Will Leavitt; Ballantine 70th: pullout section
David Ballantine
Other family members involved

Two other family members either have been or are involved. Will Leavitt, who lives in Fort Worth, Texas, was a former board member before his sister Sarah, and David Ballantine, brother of Christopher, is a company shareholder living in Los Angeles.

Directory Plus a success story

A significant financial component of Ballantine Communications has been its now 39-year-old Directory Plus, more local content, lower cost telephone books that have successfully competed with the national (or international) utility company directories.

Beginning in 1983 for Southwest Colorado and in 1984 for San Juan County, New Mexico, and later for central and southern New Mexico, Directory Plus shows that local ownership with local content and closer relationships with advertisers has value.

Even at a time of extensive digital resources, “The Red Book” as it’s popularly known, has numerous regular users. Yellow page advertising is still known to reflect experienced, reliable, often long-lived, retailers and service providers.

Directory Plus sales, production and marketing staff members do an excellent job.

Not everything proved successful

Not all of The Durango Herald’s initiatives have been successful. Between 1958 and 1960, the Herald published a newspaper for Montezuma County to the west and titled its Sunday paper The Durango-Cortez Herald.

Even with content from Montezuma County, the locally published Cortez papers were favored instead and the effort was ended.

Three weekly newspapers were closed in the 2000s, in Dolores, Mancos and Bayfield. That was painful, but production costs exceeded revenue. Content from those towns was added to the Cortez and Durango papers.

And with the purchase of the Cortez newspapers from Russ Brown in 1999, the Herald constructed a quality printing plant and newspaper office across the street from Cortez’s popular Parque de Vida.

With a decline in advertising revenue, a little more than a decade later that investment was proving to be uneconomical and printing was moved to the Daily Times in Farmington. That was a loss of jobs in Cortez, but the city of Cortez is making good use of the building as home to most of its administrative departments.

Problems to solve:
[A] Shorten the paragraph of the Ballantine Communications passage that begins "Three weekly newspapers were closed" into one or two sentences, keeping its main facts.
[B] According to the Ballantine Communications passage, in what year did the Herald buy the Cortez newspapers from Russ Brown?
[C] From the Ballantine Communications passage, print the text from "Even at a time" to "and service providers.".
The material that comes after this passage stands on its own and is not part of it.

Supplied material:
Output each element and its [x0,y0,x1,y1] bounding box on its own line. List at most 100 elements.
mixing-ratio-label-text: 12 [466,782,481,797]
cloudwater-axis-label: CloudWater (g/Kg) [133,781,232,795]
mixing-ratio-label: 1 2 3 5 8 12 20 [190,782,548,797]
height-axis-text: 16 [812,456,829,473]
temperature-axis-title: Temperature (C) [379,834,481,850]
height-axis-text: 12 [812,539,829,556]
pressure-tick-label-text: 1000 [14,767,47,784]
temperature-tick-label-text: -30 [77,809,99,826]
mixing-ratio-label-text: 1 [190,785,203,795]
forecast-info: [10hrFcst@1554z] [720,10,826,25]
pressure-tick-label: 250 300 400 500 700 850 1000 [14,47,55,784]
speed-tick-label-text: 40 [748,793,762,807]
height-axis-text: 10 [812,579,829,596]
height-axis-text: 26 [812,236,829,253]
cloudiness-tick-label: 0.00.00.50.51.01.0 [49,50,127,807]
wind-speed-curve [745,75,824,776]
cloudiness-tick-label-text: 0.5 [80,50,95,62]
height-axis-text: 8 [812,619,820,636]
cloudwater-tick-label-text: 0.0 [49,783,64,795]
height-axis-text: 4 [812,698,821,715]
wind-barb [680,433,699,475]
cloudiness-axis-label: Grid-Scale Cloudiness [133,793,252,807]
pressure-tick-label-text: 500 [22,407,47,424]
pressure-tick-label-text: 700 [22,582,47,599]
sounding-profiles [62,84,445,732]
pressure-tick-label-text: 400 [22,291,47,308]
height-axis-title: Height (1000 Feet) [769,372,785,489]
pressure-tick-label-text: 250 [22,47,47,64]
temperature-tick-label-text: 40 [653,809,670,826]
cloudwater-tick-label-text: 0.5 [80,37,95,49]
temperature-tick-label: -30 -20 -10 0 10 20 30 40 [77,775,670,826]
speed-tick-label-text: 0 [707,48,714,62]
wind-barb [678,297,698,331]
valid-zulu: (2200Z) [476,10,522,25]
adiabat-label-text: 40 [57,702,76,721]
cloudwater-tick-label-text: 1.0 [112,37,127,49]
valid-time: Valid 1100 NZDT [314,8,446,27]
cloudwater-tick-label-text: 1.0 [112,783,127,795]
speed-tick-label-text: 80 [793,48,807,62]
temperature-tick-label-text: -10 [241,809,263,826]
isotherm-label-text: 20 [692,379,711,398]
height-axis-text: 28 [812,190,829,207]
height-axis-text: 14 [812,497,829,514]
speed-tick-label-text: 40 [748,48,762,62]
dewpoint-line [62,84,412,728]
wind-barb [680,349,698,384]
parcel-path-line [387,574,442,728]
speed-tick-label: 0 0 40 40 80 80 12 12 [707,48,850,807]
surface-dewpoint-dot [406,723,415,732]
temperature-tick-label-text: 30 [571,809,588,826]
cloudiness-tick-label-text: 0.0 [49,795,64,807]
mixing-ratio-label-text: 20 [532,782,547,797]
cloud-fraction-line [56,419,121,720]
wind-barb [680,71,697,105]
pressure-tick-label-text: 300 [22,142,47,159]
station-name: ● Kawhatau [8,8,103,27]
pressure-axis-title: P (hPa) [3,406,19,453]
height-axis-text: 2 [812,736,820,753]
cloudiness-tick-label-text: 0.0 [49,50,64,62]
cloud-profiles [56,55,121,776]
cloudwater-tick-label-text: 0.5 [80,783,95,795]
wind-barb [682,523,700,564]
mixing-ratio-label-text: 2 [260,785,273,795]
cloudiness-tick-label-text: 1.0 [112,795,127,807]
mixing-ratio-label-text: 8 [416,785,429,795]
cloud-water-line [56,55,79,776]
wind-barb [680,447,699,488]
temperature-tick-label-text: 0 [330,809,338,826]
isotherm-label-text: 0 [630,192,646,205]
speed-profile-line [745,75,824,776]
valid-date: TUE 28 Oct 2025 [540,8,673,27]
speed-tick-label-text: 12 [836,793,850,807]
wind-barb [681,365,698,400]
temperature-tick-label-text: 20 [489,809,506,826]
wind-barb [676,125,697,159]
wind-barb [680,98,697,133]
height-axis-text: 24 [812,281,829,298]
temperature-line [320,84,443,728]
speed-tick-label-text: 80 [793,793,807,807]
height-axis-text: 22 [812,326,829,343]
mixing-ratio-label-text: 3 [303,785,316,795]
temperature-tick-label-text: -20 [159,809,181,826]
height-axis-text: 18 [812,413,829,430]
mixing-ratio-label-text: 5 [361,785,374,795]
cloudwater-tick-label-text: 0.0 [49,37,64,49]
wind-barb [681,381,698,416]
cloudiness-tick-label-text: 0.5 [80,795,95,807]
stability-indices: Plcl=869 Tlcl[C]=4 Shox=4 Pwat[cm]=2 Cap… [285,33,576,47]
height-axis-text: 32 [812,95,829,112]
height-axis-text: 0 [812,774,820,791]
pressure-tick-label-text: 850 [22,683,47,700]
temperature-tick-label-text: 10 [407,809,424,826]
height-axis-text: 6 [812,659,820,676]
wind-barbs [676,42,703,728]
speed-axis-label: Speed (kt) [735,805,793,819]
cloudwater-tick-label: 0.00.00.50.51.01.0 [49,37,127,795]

Replies:
[A] The weekly papers in Dolores, Mancos and Bayfield closed in the 2000s because production costs exceeded revenue. Their towns' content moved to the Cortez and Durango papers.

[B] 1999

[C]
Even at a time of extensive digital resources, “The Red Book” as it’s popularly known, has numerous regular users. Yellow page advertising is still known to reflect experienced, reliable, often long-lived, retailers and service providers.